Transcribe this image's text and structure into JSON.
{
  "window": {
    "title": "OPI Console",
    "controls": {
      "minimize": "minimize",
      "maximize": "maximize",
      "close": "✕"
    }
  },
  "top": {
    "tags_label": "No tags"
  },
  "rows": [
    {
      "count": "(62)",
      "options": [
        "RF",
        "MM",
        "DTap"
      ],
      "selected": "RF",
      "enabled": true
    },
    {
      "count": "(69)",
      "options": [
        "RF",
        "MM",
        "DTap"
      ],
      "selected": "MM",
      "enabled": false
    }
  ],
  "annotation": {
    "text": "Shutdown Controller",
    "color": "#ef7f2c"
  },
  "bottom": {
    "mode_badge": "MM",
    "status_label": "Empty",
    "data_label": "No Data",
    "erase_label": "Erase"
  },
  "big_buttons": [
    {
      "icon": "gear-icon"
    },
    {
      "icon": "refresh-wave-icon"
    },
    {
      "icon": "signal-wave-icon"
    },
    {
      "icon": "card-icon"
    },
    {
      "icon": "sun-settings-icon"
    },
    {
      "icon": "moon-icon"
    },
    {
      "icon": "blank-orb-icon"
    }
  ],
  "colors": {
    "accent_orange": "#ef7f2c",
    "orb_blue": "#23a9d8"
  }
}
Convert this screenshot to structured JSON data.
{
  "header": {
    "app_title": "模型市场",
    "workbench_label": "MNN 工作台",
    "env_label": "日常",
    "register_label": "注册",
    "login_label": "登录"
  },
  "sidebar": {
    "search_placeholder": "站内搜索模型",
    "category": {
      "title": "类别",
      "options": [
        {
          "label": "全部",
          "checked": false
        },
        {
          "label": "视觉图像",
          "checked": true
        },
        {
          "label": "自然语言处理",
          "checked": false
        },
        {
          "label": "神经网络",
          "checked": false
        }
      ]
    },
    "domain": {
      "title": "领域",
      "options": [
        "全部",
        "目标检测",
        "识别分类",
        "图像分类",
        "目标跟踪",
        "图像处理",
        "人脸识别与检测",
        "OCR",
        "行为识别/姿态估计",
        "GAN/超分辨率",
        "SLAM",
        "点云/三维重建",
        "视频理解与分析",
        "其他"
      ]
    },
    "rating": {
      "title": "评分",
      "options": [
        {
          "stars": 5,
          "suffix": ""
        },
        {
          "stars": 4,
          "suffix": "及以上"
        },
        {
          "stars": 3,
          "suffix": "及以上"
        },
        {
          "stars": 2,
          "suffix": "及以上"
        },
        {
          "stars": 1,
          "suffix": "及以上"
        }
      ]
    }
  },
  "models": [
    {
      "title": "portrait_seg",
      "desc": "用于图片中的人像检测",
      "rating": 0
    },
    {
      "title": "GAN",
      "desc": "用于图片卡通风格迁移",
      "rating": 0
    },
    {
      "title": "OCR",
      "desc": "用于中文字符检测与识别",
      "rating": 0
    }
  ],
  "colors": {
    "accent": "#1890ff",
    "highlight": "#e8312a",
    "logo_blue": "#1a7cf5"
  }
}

▶ [Problem description] Give an exact repetition of all the material.

▶ [Output for this exercise]
Transcribe this image's text and structure into JSON.
{
  "window": {
    "title": "OPI Console",
    "controls": {
      "minimize": "minimize",
      "maximize": "maximize",
      "close": "✕"
    }
  },
  "top": {
    "tags_label": "No tags"
  },
  "rows": [
    {
      "count": "(62)",
      "options": [
        "RF",
        "MM",
        "DTap"
      ],
      "selected": "RF",
      "enabled": true
    },
    {
      "count": "(69)",
      "options": [
        "RF",
        "MM",
        "DTap"
      ],
      "selected": "MM",
      "enabled": false
    }
  ],
  "annotation": {
    "text": "Shutdown Controller",
    "color": "#ef7f2c"
  },
  "bottom": {
    "mode_badge": "MM",
    "status_label": "Empty",
    "data_label": "No Data",
    "erase_label": "Erase"
  },
  "big_buttons": [
    {
      "icon": "gear-icon"
    },
    {
      "icon": "refresh-wave-icon"
    },
    {
      "icon": "signal-wave-icon"
    },
    {
      "icon": "card-icon"
    },
    {
      "icon": "sun-settings-icon"
    },
    {
      "icon": "moon-icon"
    },
    {
      "icon": "blank-orb-icon"
    }
  ],
  "colors": {
    "accent_orange": "#ef7f2c",
    "orb_blue": "#23a9d8"
  }
}
Convert this screenshot to structured JSON data.
{
  "header": {
    "app_title": "模型市场",
    "workbench_label": "MNN 工作台",
    "env_label": "日常",
    "register_label": "注册",
    "login_label": "登录"
  },
  "sidebar": {
    "search_placeholder": "站内搜索模型",
    "category": {
      "title": "类别",
      "options": [
        {
          "label": "全部",
          "checked": false
        },
        {
          "label": "视觉图像",
          "checked": true
        },
        {
          "label": "自然语言处理",
          "checked": false
        },
        {
          "label": "神经网络",
          "checked": false
        }
      ]
    },
    "domain": {
      "title": "领域",
      "options": [
        "全部",
        "目标检测",
        "识别分类",
        "图像分类",
        "目标跟踪",
        "图像处理",
        "人脸识别与检测",
        "OCR",
        "行为识别/姿态估计",
        "GAN/超分辨率",
        "SLAM",
        "点云/三维重建",
        "视频理解与分析",
        "其他"
      ]
    },
    "rating": {
      "title": "评分",
      "options": [
        {
          "stars": 5,
          "suffix": ""
        },
        {
          "stars": 4,
          "suffix": "及以上"
        },
        {
          "stars": 3,
          "suffix": "及以上"
        },
        {
          "stars": 2,
          "suffix": "及以上"
        },
        {
          "stars": 1,
          "suffix": "及以上"
        }
      ]
    }
  },
  "models": [
    {
      "title": "portrait_seg",
      "desc": "用于图片中的人像检测",
      "rating": 0
    },
    {
      "title": "GAN",
      "desc": "用于图片卡通风格迁移",
      "rating": 0
    },
    {
      "title": "OCR",
      "desc": "用于中文字符检测与识别",
      "rating": 0
    }
  ],
  "colors": {
    "accent": "#1890ff",
    "highlight": "#e8312a",
    "logo_blue": "#1a7cf5"
  }
}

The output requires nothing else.